Job OverviewThe Intensive Community Care Manager (ICCM) is a Registered Nurse (RN) who works with our highest complexity patients, their primary care physicians, and other members of the care team that provides hyperfocus case management and field nursing interventions to prevent unnecessary hospital arrivals, keep patients engaged in our intensive primary care model and maximize their healthy time ICCMs serve as a clinical lead for the Complex Care Team, assessing, evaluating, and coordinating team efforts to stabilize high‑risk patients, with special focus on safe transitions of care from facilities, stabilization of ambulatory patients, and outreach to patients not engaged in care.
This professional provides clinical supervision, prioritizes team efforts, and may become direct supervisor for some members. The Intensive Community Manager works in partnership with PCPs to draft personalized care plans that address patients’ immediate needs that pose a risk for unnecessary hospital arrivals. The position adheres to strict departmental goals, standards of performance, regulatory compliance, quality patient care compliance, and policies and procedures.
JOB DUTIES/RESPONSIBILITIES
- Provides in‑house, at‑facility, and telephonic visits to patients at high risk for hospital admission and re‑admission (as identified by CM Plan) with the main goal of preventing unnecessary hospital arrivals for patients that have consented to the program and after successfully completing the full course of the program.
- Provides home visits to perform field nursing interventions, assess the patient, and develop a care plan to identify goals, barriers, and interventions that will be addressed during follow‑up visits. Once a patient has completed their episode of care management, the RN will review the chart for discharge and conduct the final discharge with the patient. Discharge from the program may require formal approval from Complex Care Leadership Team.

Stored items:

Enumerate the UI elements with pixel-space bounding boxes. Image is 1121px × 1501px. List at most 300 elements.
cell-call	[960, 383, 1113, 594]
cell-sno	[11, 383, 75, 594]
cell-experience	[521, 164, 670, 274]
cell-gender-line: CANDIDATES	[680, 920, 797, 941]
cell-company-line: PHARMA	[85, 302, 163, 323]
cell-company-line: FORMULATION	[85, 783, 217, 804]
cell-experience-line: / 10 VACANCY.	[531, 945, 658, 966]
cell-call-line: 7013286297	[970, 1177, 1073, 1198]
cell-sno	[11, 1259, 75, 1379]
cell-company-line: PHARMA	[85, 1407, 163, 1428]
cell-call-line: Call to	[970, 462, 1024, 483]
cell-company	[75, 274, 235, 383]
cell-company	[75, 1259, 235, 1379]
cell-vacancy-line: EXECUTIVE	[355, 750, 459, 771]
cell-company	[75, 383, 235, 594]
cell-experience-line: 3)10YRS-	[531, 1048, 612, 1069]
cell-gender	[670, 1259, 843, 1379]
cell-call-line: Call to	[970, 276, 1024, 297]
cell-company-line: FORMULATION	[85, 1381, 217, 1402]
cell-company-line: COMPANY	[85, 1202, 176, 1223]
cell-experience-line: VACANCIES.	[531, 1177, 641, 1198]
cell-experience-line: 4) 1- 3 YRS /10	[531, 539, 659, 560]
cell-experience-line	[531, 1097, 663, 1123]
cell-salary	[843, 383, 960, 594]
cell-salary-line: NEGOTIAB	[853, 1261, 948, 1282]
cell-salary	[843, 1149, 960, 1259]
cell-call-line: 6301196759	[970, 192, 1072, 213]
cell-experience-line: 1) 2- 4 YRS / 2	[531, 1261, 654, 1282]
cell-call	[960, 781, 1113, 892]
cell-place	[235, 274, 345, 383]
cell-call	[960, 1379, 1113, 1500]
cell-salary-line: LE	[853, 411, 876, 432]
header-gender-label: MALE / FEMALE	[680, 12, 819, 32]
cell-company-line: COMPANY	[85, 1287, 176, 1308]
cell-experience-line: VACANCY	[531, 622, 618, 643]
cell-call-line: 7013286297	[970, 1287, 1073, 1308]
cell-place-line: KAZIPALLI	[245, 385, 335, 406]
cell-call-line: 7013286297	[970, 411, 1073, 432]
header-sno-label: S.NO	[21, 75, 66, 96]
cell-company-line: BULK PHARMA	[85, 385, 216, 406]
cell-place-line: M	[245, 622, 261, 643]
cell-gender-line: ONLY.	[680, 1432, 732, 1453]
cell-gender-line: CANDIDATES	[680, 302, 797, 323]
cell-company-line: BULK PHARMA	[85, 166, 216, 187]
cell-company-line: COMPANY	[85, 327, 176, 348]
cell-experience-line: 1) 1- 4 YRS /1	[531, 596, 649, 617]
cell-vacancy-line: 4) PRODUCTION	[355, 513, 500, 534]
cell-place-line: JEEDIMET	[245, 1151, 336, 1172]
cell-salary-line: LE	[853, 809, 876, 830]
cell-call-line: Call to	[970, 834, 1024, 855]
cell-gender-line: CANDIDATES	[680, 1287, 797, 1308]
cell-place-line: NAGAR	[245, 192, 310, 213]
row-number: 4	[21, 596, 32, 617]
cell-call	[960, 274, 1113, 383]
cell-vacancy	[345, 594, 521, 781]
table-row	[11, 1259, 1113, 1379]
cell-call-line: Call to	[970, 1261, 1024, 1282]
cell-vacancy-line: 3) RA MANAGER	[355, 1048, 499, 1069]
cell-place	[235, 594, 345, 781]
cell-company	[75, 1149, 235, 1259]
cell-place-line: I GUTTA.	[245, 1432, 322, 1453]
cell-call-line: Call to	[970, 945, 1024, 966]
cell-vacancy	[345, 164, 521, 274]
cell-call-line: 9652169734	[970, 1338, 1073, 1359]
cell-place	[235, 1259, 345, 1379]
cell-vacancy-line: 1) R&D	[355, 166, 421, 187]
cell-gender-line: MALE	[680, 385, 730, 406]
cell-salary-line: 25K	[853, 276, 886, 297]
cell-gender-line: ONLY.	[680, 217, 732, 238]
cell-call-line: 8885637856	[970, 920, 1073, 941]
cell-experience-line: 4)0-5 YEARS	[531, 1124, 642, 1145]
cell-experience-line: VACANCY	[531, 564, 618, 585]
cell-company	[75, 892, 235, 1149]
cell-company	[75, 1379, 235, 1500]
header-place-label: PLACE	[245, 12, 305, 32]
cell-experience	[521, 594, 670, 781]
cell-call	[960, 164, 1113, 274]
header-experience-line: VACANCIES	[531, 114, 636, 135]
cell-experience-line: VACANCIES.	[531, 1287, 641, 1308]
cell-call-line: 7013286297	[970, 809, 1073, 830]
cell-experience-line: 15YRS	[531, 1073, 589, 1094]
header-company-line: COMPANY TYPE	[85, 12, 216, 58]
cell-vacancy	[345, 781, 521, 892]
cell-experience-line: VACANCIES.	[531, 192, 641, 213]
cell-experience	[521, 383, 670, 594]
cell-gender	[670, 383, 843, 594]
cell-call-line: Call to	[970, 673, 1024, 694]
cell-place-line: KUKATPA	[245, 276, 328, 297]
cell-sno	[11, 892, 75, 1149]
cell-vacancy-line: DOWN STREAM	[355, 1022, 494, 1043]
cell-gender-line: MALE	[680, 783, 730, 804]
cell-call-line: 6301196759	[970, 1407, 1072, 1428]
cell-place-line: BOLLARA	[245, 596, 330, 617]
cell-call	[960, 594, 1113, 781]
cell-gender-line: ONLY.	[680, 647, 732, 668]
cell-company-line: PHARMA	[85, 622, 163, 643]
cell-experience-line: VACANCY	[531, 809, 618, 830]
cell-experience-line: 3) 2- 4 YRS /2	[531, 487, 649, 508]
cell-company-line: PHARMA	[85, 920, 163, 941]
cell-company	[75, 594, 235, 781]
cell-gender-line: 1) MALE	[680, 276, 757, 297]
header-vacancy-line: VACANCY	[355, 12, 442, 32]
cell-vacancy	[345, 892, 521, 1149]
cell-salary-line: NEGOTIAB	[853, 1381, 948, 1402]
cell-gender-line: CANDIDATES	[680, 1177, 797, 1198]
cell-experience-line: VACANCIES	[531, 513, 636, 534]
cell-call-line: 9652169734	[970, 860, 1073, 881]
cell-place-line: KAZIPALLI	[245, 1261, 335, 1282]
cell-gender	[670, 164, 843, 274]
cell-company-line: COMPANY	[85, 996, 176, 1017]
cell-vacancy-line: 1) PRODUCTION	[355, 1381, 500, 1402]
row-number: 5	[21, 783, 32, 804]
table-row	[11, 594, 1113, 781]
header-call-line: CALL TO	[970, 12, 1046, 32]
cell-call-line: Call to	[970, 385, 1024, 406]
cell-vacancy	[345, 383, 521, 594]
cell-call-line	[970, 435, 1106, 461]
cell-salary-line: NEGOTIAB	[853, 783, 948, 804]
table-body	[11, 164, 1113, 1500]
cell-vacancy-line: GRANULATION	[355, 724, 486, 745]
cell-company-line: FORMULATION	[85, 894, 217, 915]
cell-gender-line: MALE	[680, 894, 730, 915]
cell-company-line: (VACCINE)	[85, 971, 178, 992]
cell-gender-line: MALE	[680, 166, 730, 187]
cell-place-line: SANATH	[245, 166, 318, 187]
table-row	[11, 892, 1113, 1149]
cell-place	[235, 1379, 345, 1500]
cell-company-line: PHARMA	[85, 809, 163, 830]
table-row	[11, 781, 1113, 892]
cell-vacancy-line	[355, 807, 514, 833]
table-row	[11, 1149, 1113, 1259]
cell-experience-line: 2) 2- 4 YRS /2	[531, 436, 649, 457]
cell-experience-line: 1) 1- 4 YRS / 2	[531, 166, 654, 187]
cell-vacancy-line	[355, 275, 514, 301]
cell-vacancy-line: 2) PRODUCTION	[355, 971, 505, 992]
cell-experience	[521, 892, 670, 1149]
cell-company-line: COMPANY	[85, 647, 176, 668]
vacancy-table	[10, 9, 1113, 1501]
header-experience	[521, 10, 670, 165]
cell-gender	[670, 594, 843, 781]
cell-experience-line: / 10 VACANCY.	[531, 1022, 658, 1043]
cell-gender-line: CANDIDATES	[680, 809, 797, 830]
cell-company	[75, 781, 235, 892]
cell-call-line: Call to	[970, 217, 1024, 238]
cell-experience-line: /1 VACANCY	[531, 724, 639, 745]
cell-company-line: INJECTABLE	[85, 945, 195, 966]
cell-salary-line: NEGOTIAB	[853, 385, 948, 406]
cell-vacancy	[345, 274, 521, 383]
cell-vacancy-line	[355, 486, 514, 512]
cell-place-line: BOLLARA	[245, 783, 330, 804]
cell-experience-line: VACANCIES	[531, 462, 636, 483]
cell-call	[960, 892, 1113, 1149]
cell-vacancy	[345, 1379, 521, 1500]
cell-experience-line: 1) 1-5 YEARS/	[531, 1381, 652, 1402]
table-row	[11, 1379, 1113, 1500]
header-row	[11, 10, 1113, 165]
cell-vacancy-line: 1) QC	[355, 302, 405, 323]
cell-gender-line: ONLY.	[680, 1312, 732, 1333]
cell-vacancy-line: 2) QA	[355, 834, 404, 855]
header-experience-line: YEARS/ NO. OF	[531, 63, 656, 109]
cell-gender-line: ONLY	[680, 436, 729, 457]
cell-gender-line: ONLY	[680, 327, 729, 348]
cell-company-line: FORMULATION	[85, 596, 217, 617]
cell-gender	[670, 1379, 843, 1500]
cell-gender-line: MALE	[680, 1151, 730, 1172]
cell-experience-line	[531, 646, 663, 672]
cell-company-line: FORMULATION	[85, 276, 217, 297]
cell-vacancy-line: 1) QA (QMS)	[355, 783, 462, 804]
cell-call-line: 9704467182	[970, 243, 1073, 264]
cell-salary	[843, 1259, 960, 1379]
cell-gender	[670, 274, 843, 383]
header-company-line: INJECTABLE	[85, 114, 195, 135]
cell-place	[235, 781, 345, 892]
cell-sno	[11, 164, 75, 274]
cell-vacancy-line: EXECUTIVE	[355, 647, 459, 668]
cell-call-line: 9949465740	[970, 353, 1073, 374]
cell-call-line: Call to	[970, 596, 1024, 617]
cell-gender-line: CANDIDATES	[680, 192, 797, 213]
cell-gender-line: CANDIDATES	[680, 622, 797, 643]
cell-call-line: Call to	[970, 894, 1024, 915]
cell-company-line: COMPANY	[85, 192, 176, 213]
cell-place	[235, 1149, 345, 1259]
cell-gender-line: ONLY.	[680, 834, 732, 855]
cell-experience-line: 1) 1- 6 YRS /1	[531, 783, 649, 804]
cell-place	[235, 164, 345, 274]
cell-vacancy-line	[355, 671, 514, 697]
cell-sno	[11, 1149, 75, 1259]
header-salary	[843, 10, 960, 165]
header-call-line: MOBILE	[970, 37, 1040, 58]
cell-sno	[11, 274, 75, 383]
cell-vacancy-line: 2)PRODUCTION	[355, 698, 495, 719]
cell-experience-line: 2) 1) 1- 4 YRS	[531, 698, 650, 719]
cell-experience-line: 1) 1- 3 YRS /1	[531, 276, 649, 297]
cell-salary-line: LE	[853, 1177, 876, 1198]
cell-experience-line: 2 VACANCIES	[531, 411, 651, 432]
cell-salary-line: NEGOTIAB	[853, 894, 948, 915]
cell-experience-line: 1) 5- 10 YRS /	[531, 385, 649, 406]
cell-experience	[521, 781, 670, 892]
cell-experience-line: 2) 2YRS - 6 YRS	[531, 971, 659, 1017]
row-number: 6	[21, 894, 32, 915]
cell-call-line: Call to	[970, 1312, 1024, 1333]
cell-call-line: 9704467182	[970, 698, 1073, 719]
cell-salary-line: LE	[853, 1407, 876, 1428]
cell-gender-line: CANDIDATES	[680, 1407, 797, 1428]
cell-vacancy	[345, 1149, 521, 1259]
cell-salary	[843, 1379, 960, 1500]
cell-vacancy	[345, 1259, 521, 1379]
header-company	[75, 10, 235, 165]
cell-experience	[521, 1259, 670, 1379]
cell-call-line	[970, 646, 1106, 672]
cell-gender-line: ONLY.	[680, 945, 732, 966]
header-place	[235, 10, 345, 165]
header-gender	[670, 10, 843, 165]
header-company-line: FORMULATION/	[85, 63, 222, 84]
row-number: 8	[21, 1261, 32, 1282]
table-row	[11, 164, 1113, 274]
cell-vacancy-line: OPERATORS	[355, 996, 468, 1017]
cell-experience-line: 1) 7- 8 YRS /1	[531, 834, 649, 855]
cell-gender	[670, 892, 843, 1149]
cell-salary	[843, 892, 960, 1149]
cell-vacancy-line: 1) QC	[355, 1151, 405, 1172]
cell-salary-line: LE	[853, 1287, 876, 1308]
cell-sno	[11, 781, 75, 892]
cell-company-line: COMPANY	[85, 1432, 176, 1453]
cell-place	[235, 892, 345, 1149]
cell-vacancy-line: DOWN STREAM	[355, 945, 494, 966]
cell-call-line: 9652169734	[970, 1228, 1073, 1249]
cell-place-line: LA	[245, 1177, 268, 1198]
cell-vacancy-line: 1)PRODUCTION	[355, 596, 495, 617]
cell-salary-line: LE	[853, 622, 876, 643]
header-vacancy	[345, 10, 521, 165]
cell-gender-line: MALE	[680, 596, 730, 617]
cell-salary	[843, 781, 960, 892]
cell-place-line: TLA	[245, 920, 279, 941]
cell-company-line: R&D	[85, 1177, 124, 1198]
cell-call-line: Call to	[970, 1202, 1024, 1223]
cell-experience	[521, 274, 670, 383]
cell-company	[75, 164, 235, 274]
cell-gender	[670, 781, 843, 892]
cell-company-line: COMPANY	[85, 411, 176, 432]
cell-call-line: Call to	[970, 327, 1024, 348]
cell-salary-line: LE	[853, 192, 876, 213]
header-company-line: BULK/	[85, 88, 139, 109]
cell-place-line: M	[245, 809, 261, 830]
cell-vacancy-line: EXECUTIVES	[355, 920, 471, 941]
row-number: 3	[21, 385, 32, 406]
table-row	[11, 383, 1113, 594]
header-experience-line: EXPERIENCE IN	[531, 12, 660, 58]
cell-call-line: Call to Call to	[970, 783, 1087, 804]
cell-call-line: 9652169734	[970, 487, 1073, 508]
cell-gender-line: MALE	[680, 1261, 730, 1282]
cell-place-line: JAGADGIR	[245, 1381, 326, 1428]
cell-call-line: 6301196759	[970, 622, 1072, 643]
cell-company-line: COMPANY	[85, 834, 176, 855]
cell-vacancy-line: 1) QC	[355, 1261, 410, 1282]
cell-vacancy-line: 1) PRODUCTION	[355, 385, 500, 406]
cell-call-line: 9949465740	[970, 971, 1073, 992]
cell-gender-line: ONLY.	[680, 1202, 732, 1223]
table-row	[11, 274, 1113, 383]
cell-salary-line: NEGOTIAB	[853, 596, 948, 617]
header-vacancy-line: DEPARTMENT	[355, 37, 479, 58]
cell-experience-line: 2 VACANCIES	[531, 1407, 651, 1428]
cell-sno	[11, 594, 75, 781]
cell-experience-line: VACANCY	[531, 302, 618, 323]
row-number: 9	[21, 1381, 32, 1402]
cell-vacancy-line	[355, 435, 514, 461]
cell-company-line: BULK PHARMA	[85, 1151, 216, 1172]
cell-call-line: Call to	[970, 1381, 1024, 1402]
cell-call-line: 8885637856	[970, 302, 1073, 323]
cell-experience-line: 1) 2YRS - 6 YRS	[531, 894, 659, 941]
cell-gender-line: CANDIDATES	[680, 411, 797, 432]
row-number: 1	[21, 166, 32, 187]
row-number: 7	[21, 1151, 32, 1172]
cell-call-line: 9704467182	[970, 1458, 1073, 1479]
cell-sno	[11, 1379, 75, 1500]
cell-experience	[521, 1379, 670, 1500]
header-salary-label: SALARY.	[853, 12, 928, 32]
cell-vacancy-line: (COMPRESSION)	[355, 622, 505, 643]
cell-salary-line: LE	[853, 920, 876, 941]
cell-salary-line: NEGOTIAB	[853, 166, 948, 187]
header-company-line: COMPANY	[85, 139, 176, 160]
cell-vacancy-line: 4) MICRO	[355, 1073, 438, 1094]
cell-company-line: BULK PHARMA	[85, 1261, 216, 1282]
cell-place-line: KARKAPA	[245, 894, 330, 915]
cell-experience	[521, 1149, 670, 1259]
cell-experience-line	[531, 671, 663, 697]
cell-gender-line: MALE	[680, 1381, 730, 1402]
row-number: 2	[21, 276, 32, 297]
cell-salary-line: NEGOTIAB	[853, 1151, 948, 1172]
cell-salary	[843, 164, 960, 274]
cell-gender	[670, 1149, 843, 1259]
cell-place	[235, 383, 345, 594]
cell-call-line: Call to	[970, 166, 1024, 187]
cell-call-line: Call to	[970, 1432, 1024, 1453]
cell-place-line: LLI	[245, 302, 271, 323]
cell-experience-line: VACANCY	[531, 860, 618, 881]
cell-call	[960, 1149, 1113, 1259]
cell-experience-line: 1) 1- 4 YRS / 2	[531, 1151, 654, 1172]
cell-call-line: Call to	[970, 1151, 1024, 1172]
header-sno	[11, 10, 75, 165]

*Questions*
**a.** Give part of the job posting again, beginning at the words "This professional provides" and stopping after "of the program.", and switch "unnecessary hospital arrivals" to "avoidable hospital visits" wherever it appears in that span.
**b.** In the job posting, whose formal approval may a patient's discharge from the program require?
**c.** Write the next part of the Intensive Community Care Manager job posting, picking up after its last sentence.

*Task-by-task outputs*
**a.**
This professional provides clinical supervision, prioritizes team efforts, and may become direct supervisor for some members. The Intensive Community Manager works in partnership with PCPs to draft personalized care plans that address patients’ immediate needs that pose a risk for avoidable hospital visits. The position adheres to strict departmental goals, standards of performance, regulatory compliance, quality patient care compliance, and policies and procedures.
JOB DUTIES/RESPONSIBILITIES
- Provides in‑house, at‑facility, and telephonic visits to patients at high risk for hospital admission and re‑admission (as identified by CM Plan) with the main goal of preventing avoidable hospital visits for patients that have consented to the program and after successfully completing the full course of the program.

**b.** The Complex Care Leadership Team's.

**c.**
- Conducts supervisory visits with a Licensed Practical Nurse (LPN) and patient to provide any additional education the patient may need and to oversee appropriate discharge from case management.
- Performs clinical, fall prevention, and social determination of Health screening (SDoH) assessments to include disease‑oriented assessment and monitoring, medication monitoring, health education, and self‑care instructions in the outpatient in‑home setting.
- Performs home field nursing interventions agreed by PCP, Center Leadership, and Complex Care Leadership that would prevent hospital arrival, such as taking vital signs, weighing the patient, and other one‑time visits ordered by PCP and reviewed by the Manager for approval, as determined in Standard Operating Procedures (SOPs).
- Conducts/coordinates initial case management assessment of patients to determine outpatient needs and obtains patient consent to the program.
- Ensures individual plan of care reflects patient needs and services available in the community or reviews benefits.
- Completes individual plan of care intervention with patients, family/caregiver, and care team members focused on incremental actions to prevent unnecessary hospitalizations.
- Assesses the environment of care (e.g., safety and security) and conducts fall risk assessment as needed.
- Assesses the caregiver’s capacity and willingness to provide care.
- Assesses and educates patient and caregiver on educational needs.
- Coordinates, reports, documents, and follows up on multidisciplinary team meetings, serving as host or lead as needed.
- Helps patients navigate health‑care systems, connects them with community resources, orchestrates delivery of services, and assists with administrative and logistical tasks.
- Coordinates the delivery of services to effectively address patient needs.
- Facilitates and coaches patients in using natural support and mainstream community resources to address supportive needs.